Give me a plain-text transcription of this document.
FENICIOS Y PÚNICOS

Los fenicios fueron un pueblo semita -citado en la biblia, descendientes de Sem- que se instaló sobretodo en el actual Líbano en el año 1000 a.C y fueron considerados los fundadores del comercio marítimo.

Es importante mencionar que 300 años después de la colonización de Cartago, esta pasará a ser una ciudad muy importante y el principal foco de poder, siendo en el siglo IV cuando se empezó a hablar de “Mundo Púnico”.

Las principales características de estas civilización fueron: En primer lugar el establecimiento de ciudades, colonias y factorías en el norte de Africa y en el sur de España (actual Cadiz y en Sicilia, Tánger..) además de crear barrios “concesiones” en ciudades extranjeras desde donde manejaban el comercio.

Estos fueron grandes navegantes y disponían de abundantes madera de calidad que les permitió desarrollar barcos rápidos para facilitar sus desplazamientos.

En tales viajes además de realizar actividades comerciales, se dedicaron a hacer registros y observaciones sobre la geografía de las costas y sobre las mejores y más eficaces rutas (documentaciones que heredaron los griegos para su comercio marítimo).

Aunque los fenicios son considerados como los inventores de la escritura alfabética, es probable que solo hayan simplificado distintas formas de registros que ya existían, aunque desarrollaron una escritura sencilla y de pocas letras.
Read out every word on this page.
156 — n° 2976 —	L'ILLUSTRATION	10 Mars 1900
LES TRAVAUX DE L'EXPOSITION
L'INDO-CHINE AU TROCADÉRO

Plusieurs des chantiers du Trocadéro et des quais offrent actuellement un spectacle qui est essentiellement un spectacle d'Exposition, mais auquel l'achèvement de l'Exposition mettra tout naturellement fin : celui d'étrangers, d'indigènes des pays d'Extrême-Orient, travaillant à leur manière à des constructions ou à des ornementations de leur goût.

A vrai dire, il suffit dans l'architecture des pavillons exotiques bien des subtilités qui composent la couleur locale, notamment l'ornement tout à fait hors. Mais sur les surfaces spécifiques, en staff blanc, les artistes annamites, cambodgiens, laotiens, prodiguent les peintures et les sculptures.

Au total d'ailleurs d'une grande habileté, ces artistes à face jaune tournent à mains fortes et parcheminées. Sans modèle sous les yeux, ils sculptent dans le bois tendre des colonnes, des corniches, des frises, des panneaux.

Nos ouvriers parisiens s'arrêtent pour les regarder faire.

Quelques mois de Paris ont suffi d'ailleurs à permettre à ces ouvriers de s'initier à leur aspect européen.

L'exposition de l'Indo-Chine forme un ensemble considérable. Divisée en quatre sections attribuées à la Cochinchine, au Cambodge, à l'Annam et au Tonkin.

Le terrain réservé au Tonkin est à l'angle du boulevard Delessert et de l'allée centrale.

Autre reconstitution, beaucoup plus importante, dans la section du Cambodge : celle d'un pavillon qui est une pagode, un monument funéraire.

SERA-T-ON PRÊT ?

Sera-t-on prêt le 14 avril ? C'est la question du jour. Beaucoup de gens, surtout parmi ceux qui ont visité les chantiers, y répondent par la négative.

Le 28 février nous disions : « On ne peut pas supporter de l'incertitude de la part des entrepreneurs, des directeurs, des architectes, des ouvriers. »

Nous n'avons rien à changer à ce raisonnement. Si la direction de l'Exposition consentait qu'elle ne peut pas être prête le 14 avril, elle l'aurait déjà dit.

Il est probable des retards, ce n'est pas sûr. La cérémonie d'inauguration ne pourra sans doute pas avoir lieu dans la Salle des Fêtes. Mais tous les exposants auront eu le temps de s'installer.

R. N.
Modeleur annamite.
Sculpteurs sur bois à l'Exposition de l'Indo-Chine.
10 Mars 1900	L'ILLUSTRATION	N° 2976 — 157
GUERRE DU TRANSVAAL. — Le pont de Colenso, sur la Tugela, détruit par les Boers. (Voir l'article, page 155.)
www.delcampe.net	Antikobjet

Goal: Each line that holds the word "considerados" should be extracted from the records.

Response to the exercise:
Los fenicios fueron un pueblo semita -citado en la biblia, descendientes de Sem- que se instaló sobretodo en el actual Líbano en el año 1000 a.C y fueron considerados los fundadores del comercio marítimo.
Aunque los fenicios son considerados como los inventores de la escritura alfabética, es probable que solo hayan simplificado distintas formas de registros que ya existían, aunque desarrollaron una escritura sencilla y de pocas letras.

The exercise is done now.